SUPPLIED ENTRIES:
|---|
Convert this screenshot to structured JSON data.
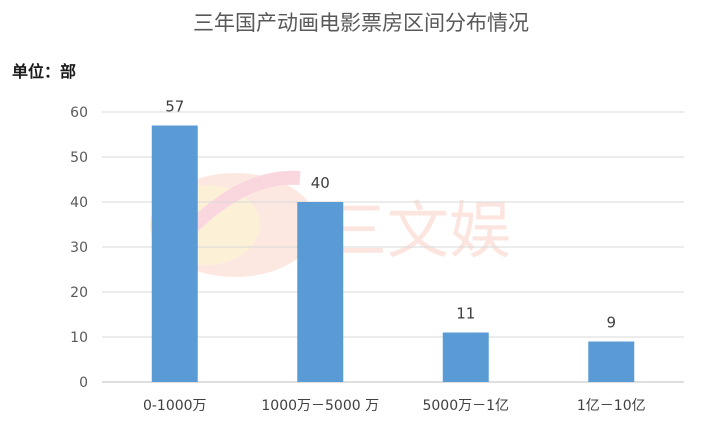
|---|
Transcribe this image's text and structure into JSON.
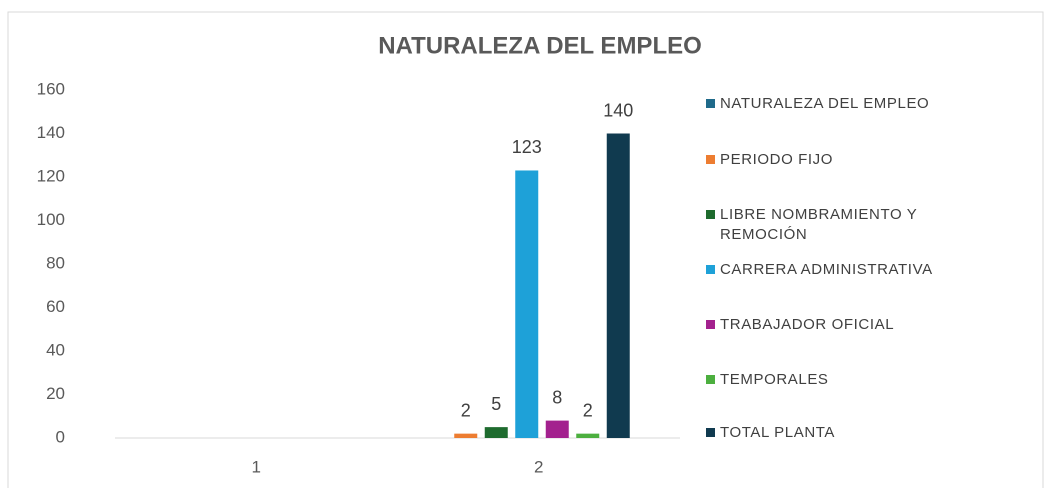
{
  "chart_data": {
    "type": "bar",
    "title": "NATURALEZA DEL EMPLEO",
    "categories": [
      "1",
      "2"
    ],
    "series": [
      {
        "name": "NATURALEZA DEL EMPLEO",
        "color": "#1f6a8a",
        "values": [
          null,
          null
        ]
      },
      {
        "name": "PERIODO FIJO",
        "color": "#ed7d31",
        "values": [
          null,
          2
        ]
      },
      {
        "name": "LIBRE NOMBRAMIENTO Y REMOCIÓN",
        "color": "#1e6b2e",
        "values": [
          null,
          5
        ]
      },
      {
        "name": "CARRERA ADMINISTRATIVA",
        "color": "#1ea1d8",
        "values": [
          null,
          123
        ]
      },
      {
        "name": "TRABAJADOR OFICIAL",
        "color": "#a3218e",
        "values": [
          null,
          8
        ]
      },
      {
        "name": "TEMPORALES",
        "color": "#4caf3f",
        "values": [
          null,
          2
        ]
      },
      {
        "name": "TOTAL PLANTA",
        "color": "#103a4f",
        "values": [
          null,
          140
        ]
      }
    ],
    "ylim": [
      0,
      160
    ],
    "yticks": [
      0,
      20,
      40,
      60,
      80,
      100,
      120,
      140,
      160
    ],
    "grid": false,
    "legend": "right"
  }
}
|---|
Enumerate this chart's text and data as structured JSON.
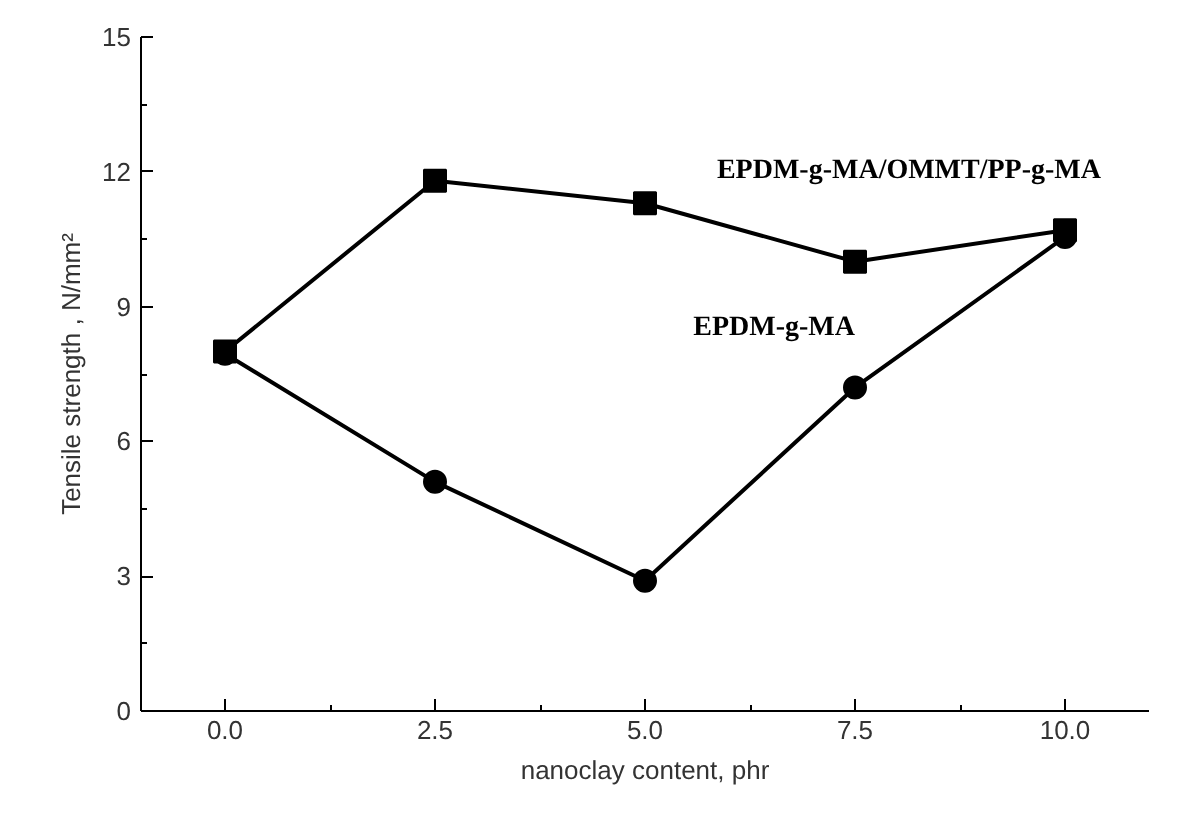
|---|
PROBLEM TO SOLVE: Write down every line of the data above that includes the string "structured".

TASK SOLUTION:
Convert this screenshot to structured JSON data.
Enumerate this chart's text and data as structured JSON.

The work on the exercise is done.